*ページ抜粋*
※ ※ ※

すると、そのものを通じて、忘れかけていた大切な記憶を思い出すことができる。
人は立派な経験をしていなくても、
遠くに旅行に行かずとも、
自分の身近なものを通じて、
常に日常の物語を蓄えているものですから。
✳︎ ✳︎ ✳︎
ある時、茶人であった祖父に
一服の抹茶をいただいた時のことを
思い出しました。
その時使われていたお茶碗は、
江戸時代に作られた古い黒楽茶碗。
祖父はそうしたものを出し惜しみすることなく
日常的に使う人でした。
何年も伝えられた、その漆黒のお茶碗は、
時代を越えて色々な人の手に渡り、
様々な物語を蓄えながら祖父の元に伝わってきたものでした。
「一つのお茶碗にも、
色々な人の物語が込められているんだよ」
茶室でお茶を点ててもてなすことは、
道具に込められた、色々な思い出を引き出し、お客さんに語り繋いでいくことでもあるのだと、祖父に教えてもらった。

※ ※ ※

*データの内容*

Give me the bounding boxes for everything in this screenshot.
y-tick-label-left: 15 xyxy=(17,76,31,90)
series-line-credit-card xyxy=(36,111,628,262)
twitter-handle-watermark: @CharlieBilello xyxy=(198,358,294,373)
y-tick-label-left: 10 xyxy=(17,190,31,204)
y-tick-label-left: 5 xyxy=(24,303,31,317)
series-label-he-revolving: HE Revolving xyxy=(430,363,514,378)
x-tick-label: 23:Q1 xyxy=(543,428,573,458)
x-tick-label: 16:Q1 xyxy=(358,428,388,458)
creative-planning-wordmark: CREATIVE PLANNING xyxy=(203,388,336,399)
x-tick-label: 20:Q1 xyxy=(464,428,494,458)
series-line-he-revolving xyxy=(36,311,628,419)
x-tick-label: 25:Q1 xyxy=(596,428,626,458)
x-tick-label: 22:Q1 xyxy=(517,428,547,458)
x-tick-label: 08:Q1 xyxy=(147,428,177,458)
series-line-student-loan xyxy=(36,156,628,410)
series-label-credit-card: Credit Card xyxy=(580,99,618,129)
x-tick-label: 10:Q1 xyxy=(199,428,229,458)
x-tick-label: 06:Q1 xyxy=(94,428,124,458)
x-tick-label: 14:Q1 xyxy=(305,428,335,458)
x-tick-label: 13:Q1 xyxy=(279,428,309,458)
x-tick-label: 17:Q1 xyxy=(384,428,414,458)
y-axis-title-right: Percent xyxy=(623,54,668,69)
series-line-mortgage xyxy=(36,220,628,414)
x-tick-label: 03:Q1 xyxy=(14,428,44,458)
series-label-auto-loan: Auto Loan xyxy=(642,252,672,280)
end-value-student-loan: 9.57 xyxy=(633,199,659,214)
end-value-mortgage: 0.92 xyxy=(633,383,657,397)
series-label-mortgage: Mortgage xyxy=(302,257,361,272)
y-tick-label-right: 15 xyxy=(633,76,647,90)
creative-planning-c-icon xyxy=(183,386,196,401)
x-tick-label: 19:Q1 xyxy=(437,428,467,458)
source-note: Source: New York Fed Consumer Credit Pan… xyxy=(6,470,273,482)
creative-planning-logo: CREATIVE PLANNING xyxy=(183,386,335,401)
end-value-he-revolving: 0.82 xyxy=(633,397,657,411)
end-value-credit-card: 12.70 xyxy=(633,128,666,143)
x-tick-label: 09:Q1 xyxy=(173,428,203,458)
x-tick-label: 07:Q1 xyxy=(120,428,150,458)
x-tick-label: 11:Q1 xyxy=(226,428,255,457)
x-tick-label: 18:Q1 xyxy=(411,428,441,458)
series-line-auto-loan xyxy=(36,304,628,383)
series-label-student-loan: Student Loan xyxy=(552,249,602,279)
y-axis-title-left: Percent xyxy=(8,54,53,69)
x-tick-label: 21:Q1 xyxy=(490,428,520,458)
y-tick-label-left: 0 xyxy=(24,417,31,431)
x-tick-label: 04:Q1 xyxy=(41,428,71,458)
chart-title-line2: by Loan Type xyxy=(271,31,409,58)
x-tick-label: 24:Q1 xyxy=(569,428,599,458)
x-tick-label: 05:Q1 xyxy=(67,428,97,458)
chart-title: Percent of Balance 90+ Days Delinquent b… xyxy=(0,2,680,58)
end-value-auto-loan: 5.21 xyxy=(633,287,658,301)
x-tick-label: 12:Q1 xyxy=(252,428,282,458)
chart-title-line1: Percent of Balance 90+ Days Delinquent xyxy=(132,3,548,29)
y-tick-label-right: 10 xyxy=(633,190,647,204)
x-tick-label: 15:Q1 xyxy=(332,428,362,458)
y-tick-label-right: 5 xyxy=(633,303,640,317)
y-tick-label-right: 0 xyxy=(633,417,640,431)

※ ※ ※

*課題*
1) 抜粋の「その時使われていたお茶碗は、」から「だと、祖父に教えてもらった。」までを、一字も変えずに書き写しなさい。
2) 行データの先頭から「y-tick-label-left: 10 xyxy=(17,190,31,204)」を含む行までを、「y-tick-label-left」を「left-axis-label」に置き換えて書き直しなさい。ほかの部分は変えず、その範囲の行だけを示すこと。
抜粋と行データは、互いに関係のないものです。

*解答例*
1)
その時使われていたお茶碗は、
江戸時代に作られた古い黒楽茶碗。
祖父はそうしたものを出し惜しみすることなく
日常的に使う人でした。
何年も伝えられた、その漆黒のお茶碗は、
時代を越えて色々な人の手に渡り、
様々な物語を蓄えながら祖父の元に伝わってきたものでした。
「一つのお茶碗にも、
色々な人の物語が込められているんだよ」
茶室でお茶を点ててもてなすことは、
道具に込められた、色々な思い出を引き出し、お客さんに語り繋いでいくことでもあるのだと、祖父に教えてもらった。

2)
Give me the bounding boxes for everything in this screenshot.
left-axis-label: 15 xyxy=(17,76,31,90)
series-line-credit-card xyxy=(36,111,628,262)
twitter-handle-watermark: @CharlieBilello xyxy=(198,358,294,373)
left-axis-label: 10 xyxy=(17,190,31,204)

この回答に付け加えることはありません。